## Start SOURCE DATA

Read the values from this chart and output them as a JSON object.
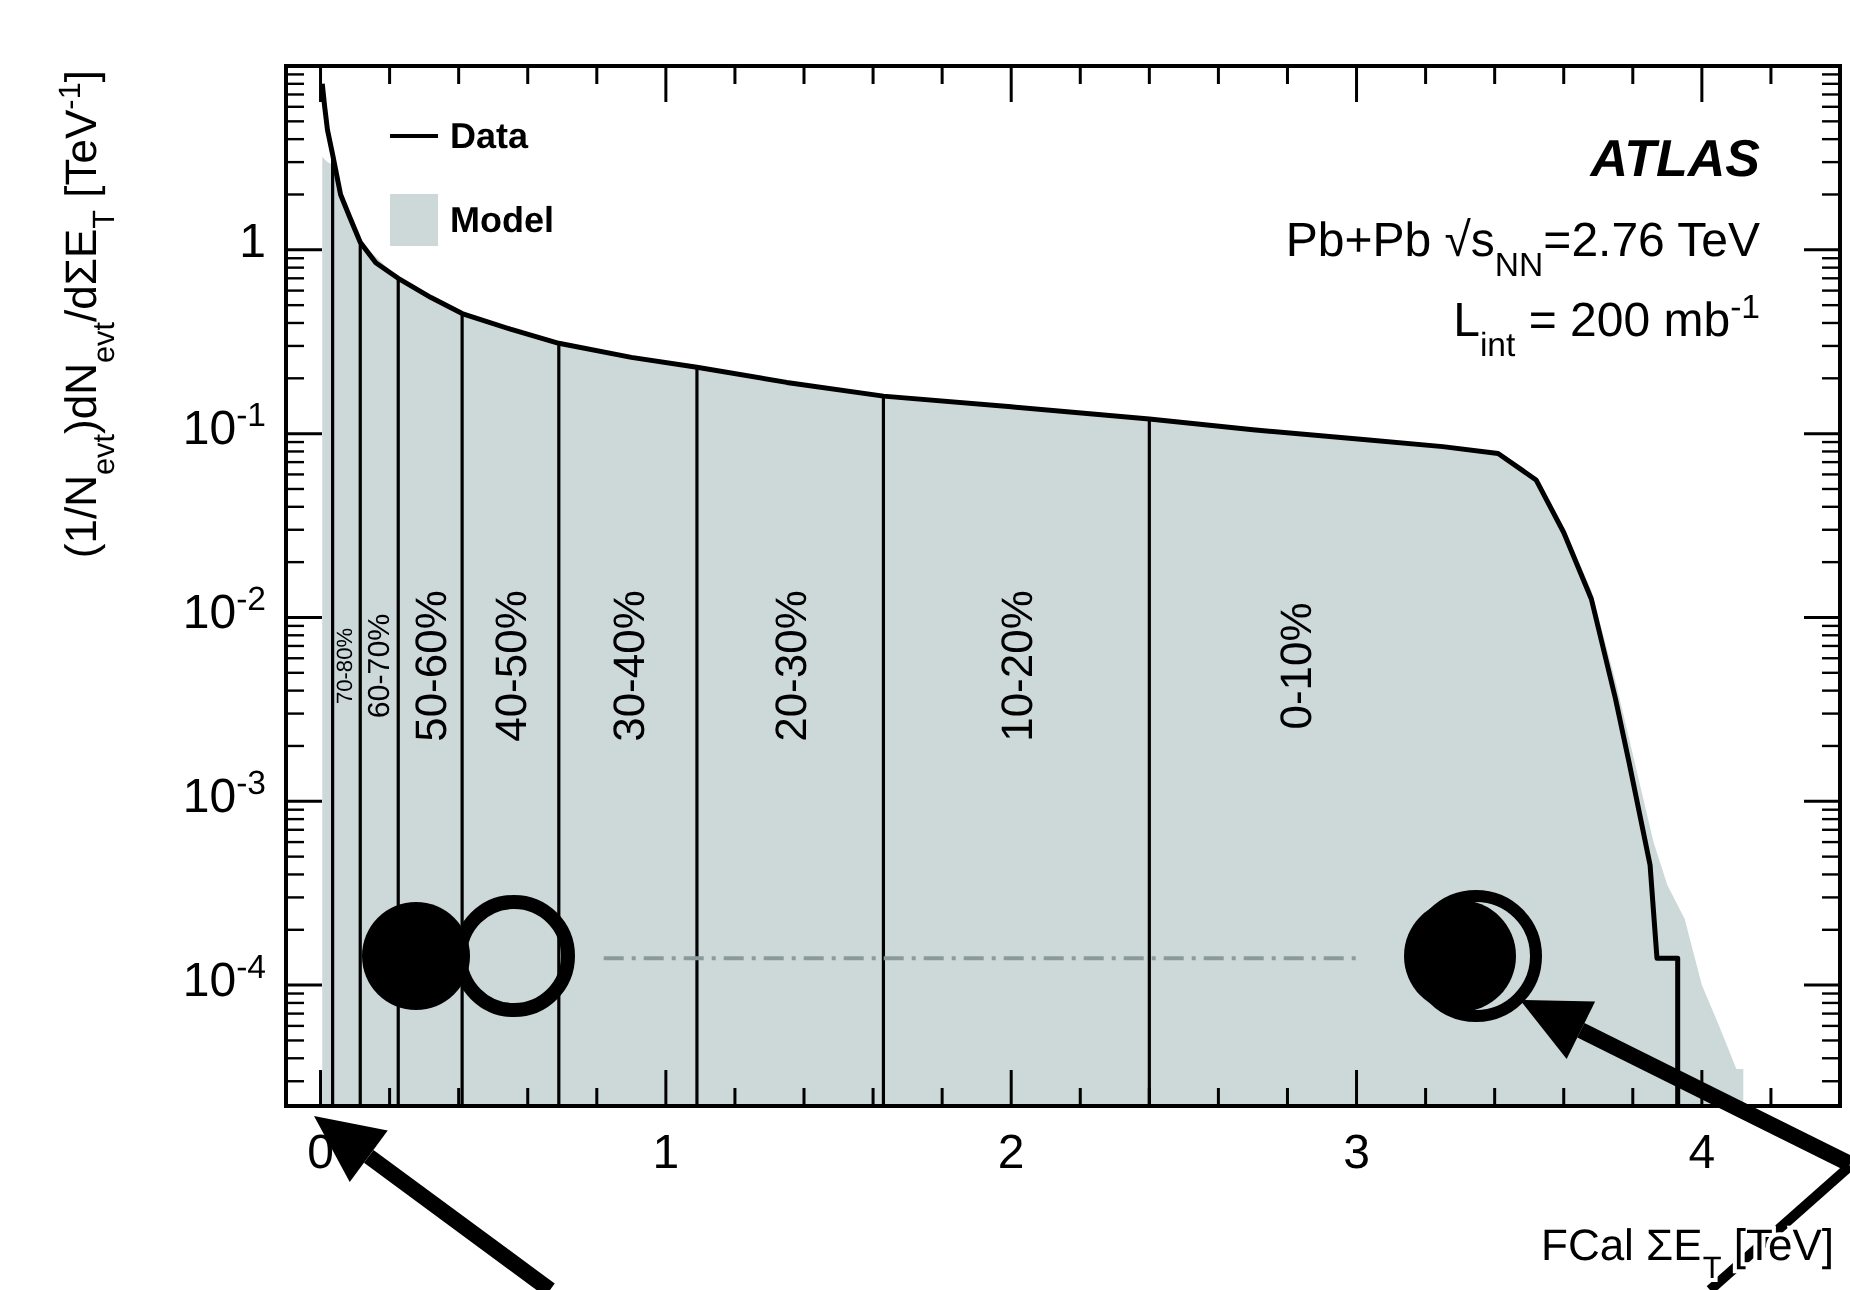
{
  "chart_data": {
    "type": "line",
    "xlabel": "FCal ΣE$_{T}$ [TeV]",
    "ylabel": "(1/N$_{evt}$)dN$_{evt}$/dΣE$_{T}$ [TeV$^{-1}$]",
    "log": "y",
    "xlim": [
      -0.1,
      4.4
    ],
    "ylim": [
      2.2e-05,
      10
    ],
    "xticks": [
      0,
      {
        "value": 0.2,
        "label": null
      },
      {
        "value": 0.4,
        "label": null
      },
      {
        "value": 0.6,
        "label": null
      },
      {
        "value": 0.8,
        "label": null
      },
      1,
      {
        "value": 1.2,
        "label": null
      },
      {
        "value": 1.4,
        "label": null
      },
      {
        "value": 1.6,
        "label": null
      },
      {
        "value": 1.8,
        "label": null
      },
      2,
      {
        "value": 2.2,
        "label": null
      },
      {
        "value": 2.4,
        "label": null
      },
      {
        "value": 2.6,
        "label": null
      },
      {
        "value": 2.8,
        "label": null
      },
      3,
      {
        "value": 3.2,
        "label": null
      },
      {
        "value": 3.4,
        "label": null
      },
      {
        "value": 3.6,
        "label": null
      },
      {
        "value": 3.8,
        "label": null
      },
      4,
      {
        "value": 4.2,
        "label": null
      }
    ],
    "yticks": [
      {
        "value": 0.0001,
        "label": "10$^{-4}$"
      },
      {
        "value": 0.001,
        "label": "10$^{-3}$"
      },
      {
        "value": 0.01,
        "label": "10$^{-2}$"
      },
      {
        "value": 0.1,
        "label": "10$^{-1}$"
      },
      1
    ],
    "legend": "top left",
    "series": [
      {
        "name": "Data",
        "color": "#000000",
        "x": [
          0.005,
          0.012,
          0.02,
          0.035,
          0.058,
          0.085,
          0.115,
          0.16,
          0.23,
          0.32,
          0.41,
          0.55,
          0.69,
          0.9,
          1.09,
          1.35,
          1.63,
          2.0,
          2.4,
          2.7,
          3.02,
          3.25,
          3.41,
          3.52,
          3.6,
          3.68,
          3.75,
          3.79,
          3.85,
          3.87,
          3.93,
          3.93
        ],
        "values": [
          8,
          6,
          4.5,
          3.3,
          2.0,
          1.5,
          1.1,
          0.85,
          0.69,
          0.55,
          0.45,
          0.37,
          0.31,
          0.26,
          0.23,
          0.19,
          0.16,
          0.14,
          0.12,
          0.105,
          0.093,
          0.085,
          0.078,
          0.056,
          0.029,
          0.0126,
          0.0036,
          0.0016,
          0.00045,
          0.00014,
          0.00014,
          2.2e-05
        ]
      },
      {
        "type": "line",
        "color": "#8a9a9a",
        "line_style": "dashed",
        "x": [
          0.82,
          3.0
        ],
        "values": [
          0.00014,
          0.00014
        ]
      },
      {
        "name": "Model",
        "type": "area",
        "color": "#cdd9d9",
        "x": [
          0.005,
          0.02,
          0.035,
          0.06,
          0.115,
          0.23,
          0.41,
          0.69,
          1.09,
          1.63,
          2.4,
          3.02,
          3.41,
          3.52,
          3.6,
          3.68,
          3.75,
          3.8,
          3.86,
          3.9,
          3.95,
          4.0,
          4.05,
          4.1,
          4.12,
          4.12
        ],
        "values": [
          3.2,
          3.0,
          2.9,
          2.0,
          1.1,
          0.69,
          0.45,
          0.31,
          0.23,
          0.16,
          0.12,
          0.093,
          0.078,
          0.058,
          0.031,
          0.014,
          0.0045,
          0.0018,
          0.0006,
          0.00035,
          0.00023,
          0.0001,
          6e-05,
          3.5e-05,
          3.5e-05,
          2.2e-05
        ]
      }
    ],
    "ref_lines": [
      {
        "axis": "x",
        "value": 0.035,
        "color": "#000000"
      },
      {
        "axis": "x",
        "value": 0.115,
        "color": "#000000"
      },
      {
        "axis": "x",
        "value": 0.225,
        "color": "#000000"
      },
      {
        "axis": "x",
        "value": 0.41,
        "color": "#000000"
      },
      {
        "axis": "x",
        "value": 0.69,
        "color": "#000000"
      },
      {
        "axis": "x",
        "value": 1.09,
        "color": "#000000"
      },
      {
        "axis": "x",
        "value": 1.63,
        "color": "#000000"
      },
      {
        "axis": "x",
        "value": 2.4,
        "color": "#000000"
      }
    ],
    "annotations": [
      "70-80%",
      "60-70%",
      "50-60%",
      "40-50%",
      "30-40%",
      "20-30%",
      "10-20%",
      "0-10%",
      "ATLAS",
      "Pb+Pb √s$_{NN}$=2.76 TeV",
      "L$_{int}$ = 200 mb$^{-1}$"
    ]
  }
}
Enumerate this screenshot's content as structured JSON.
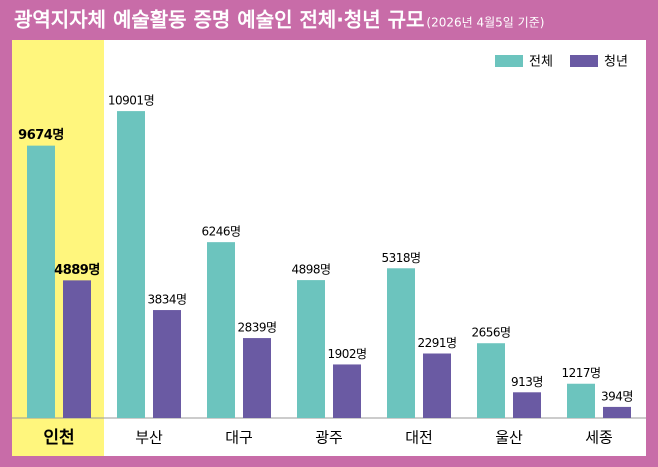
{
  "chart_data": {
    "type": "bar",
    "title": "광역지자체 예술활동 증명 예술인 전체·청년 규모",
    "subtitle": "(2026년 4월5일 기준)",
    "categories": [
      "인천",
      "부산",
      "대구",
      "광주",
      "대전",
      "울산",
      "세종"
    ],
    "series": [
      {
        "name": "전체",
        "color": "#6cc4be",
        "values": [
          9674,
          10901,
          6246,
          4898,
          5318,
          2656,
          1217
        ],
        "value_labels": [
          "9674명",
          "10901명",
          "6246명",
          "4898명",
          "5318명",
          "2656명",
          "1217명"
        ]
      },
      {
        "name": "청년",
        "color": "#6a5aa3",
        "values": [
          4889,
          3834,
          2839,
          1902,
          2291,
          913,
          394
        ],
        "value_labels": [
          "4889명",
          "3834명",
          "2839명",
          "1902명",
          "2291명",
          "913명",
          "394명"
        ]
      }
    ],
    "ylim": [
      0,
      13000
    ],
    "legend": "upper right"
  }
}
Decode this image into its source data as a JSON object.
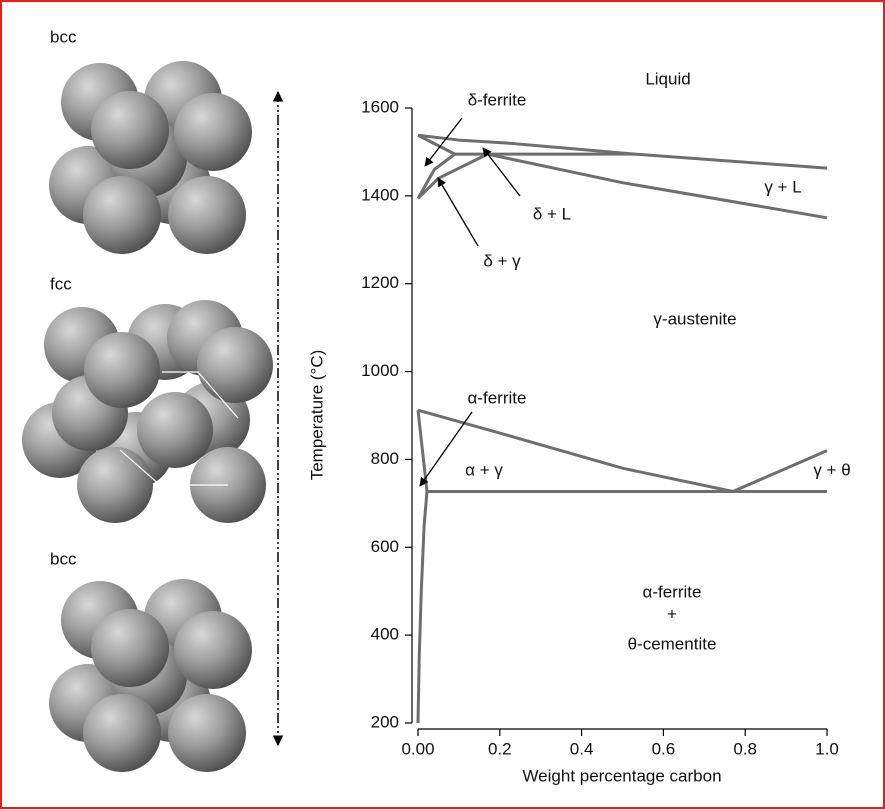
{
  "structures": [
    "bcc",
    "fcc",
    "bcc"
  ],
  "chart_data": {
    "type": "line",
    "x_label": "Weight percentage carbon",
    "y_label": "Temperature (°C)",
    "xlim": [
      0,
      1
    ],
    "ylim": [
      200,
      1600
    ],
    "xticks": [
      {
        "value": 0,
        "label": "0.00"
      },
      0.2,
      0.4,
      0.6,
      0.8,
      {
        "value": 1,
        "label": "1.0"
      }
    ],
    "yticks": [
      200,
      400,
      600,
      800,
      1000,
      1200,
      1400,
      1600
    ],
    "series": [
      {
        "color": "#6e6e6e",
        "x": [
          0,
          0.1,
          0.22,
          0.53,
          1.0
        ],
        "values": [
          1538,
          1527,
          1520,
          1495,
          1463
        ]
      },
      {
        "color": "#6e6e6e",
        "x": [
          0,
          0.09
        ],
        "values": [
          1538,
          1495
        ]
      },
      {
        "color": "#6e6e6e",
        "x": [
          0.09,
          0.53
        ],
        "values": [
          1495,
          1495
        ]
      },
      {
        "color": "#6e6e6e",
        "x": [
          0,
          0.04,
          0.09
        ],
        "values": [
          1394,
          1460,
          1495
        ]
      },
      {
        "color": "#6e6e6e",
        "x": [
          0,
          0.05,
          0.17
        ],
        "values": [
          1394,
          1440,
          1495
        ]
      },
      {
        "color": "#6e6e6e",
        "x": [
          0.17,
          0.5,
          1.0
        ],
        "values": [
          1495,
          1430,
          1350
        ]
      },
      {
        "color": "#6e6e6e",
        "x": [
          0,
          0.2,
          0.5,
          0.77
        ],
        "values": [
          912,
          860,
          780,
          727
        ]
      },
      {
        "color": "#6e6e6e",
        "x": [
          0.77,
          1.0
        ],
        "values": [
          727,
          820
        ]
      },
      {
        "color": "#6e6e6e",
        "x": [
          0.022,
          1.0
        ],
        "values": [
          727,
          727
        ]
      },
      {
        "color": "#6e6e6e",
        "x": [
          0,
          0.022
        ],
        "values": [
          912,
          727
        ]
      },
      {
        "color": "#6e6e6e",
        "x": [
          0.022,
          0.015,
          0.008,
          0.003,
          0
        ],
        "values": [
          727,
          650,
          500,
          350,
          200
        ]
      }
    ],
    "annotations": [
      "Liquid",
      "δ-ferrite",
      "δ + L",
      "δ + γ",
      "γ + L",
      "γ-austenite",
      "α-ferrite",
      "α + γ",
      "γ + θ",
      "α-ferrite",
      "+",
      "θ-cementite"
    ]
  }
}
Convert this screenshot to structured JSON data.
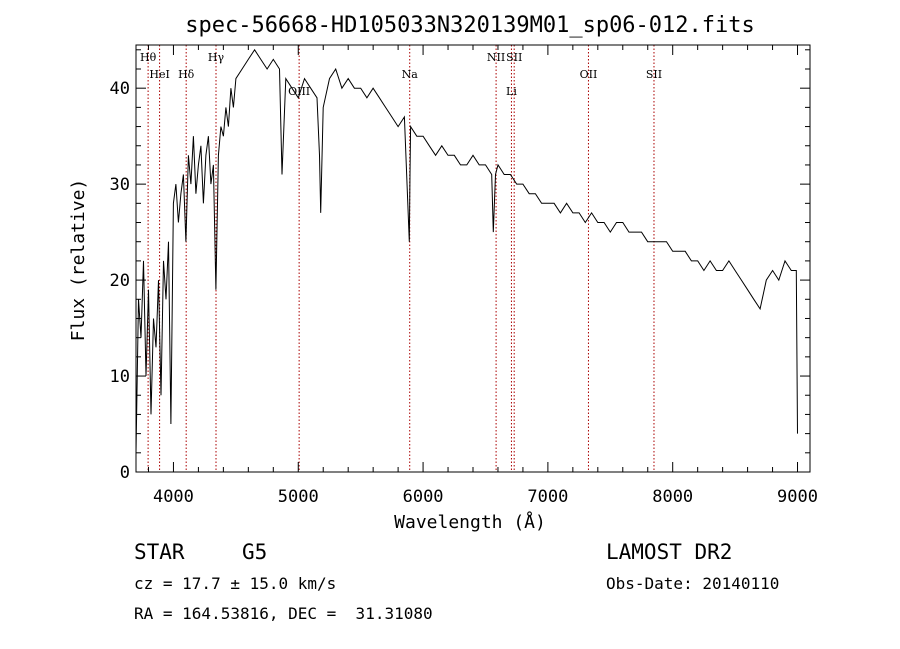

## End SOURCE DATA

TASK TO CARRY OUT: Copy each line from the data above that includes "object".

SOLUTION BELOW:
Read the values from this chart and output them as a JSON object.
Decode this image into its source data as a JSON object.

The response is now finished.